◆ Material provided

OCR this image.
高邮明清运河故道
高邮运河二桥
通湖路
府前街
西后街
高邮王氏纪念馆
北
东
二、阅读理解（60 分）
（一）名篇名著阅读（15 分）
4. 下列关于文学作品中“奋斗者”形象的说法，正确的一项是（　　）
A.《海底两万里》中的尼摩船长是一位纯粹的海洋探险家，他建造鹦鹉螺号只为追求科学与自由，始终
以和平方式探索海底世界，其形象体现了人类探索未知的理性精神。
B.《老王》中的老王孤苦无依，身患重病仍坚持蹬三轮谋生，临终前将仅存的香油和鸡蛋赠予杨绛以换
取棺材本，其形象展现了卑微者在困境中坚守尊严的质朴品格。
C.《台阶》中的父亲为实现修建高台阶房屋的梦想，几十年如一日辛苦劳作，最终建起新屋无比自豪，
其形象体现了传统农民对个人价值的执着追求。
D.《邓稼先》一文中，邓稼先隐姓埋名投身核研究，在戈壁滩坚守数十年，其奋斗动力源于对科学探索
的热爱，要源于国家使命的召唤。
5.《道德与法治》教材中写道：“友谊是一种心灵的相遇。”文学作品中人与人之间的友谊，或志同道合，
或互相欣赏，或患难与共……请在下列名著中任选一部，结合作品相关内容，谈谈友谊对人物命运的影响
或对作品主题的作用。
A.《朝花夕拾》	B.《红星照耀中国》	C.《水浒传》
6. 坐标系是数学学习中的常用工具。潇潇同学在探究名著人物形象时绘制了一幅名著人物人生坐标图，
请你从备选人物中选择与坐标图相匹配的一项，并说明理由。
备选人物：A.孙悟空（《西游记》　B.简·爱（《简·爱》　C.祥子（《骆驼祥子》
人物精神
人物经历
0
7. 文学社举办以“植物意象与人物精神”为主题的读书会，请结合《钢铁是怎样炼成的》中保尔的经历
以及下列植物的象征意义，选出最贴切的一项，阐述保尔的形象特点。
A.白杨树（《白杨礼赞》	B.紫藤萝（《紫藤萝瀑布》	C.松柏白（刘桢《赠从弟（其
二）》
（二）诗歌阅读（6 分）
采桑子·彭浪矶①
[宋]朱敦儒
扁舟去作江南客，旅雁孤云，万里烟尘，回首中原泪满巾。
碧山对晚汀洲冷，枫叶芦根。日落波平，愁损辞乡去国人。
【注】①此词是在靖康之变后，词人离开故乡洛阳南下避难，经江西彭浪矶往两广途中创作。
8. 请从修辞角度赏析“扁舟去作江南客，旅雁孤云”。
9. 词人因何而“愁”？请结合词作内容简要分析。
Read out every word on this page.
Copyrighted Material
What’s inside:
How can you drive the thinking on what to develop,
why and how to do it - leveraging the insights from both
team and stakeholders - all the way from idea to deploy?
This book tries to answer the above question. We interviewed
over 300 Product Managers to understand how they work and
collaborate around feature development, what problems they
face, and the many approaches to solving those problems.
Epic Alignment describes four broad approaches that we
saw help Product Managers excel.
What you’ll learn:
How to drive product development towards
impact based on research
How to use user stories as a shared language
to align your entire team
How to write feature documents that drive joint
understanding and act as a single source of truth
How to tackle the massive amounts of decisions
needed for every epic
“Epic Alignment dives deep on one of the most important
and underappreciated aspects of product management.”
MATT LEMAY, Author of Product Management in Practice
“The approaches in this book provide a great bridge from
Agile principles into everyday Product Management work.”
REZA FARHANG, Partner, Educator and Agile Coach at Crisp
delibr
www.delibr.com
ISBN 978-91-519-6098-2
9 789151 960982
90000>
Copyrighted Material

◆ What you are asked to do
Reproduce, word for word, every line starting at the line that contains "Read out every word on this page." and ending with the final line of the entries.

◆ Result below
Read out every word on this page.
Copyrighted Material
What’s inside:
How can you drive the thinking on what to develop,
why and how to do it - leveraging the insights from both
team and stakeholders - all the way from idea to deploy?
This book tries to answer the above question. We interviewed
over 300 Product Managers to understand how they work and
collaborate around feature development, what problems they
face, and the many approaches to solving those problems.
Epic Alignment describes four broad approaches that we
saw help Product Managers excel.
What you’ll learn:
How to drive product development towards
impact based on research
How to use user stories as a shared language
to align your entire team
How to write feature documents that drive joint
understanding and act as a single source of truth
How to tackle the massive amounts of decisions
needed for every epic
“Epic Alignment dives deep on one of the most important
and underappreciated aspects of product management.”
MATT LEMAY, Author of Product Management in Practice
“The approaches in this book provide a great bridge from
Agile principles into everyday Product Management work.”
REZA FARHANG, Partner, Educator and Agile Coach at Crisp
delibr
www.delibr.com
ISBN 978-91-519-6098-2
9 789151 960982
90000>
Copyrighted Material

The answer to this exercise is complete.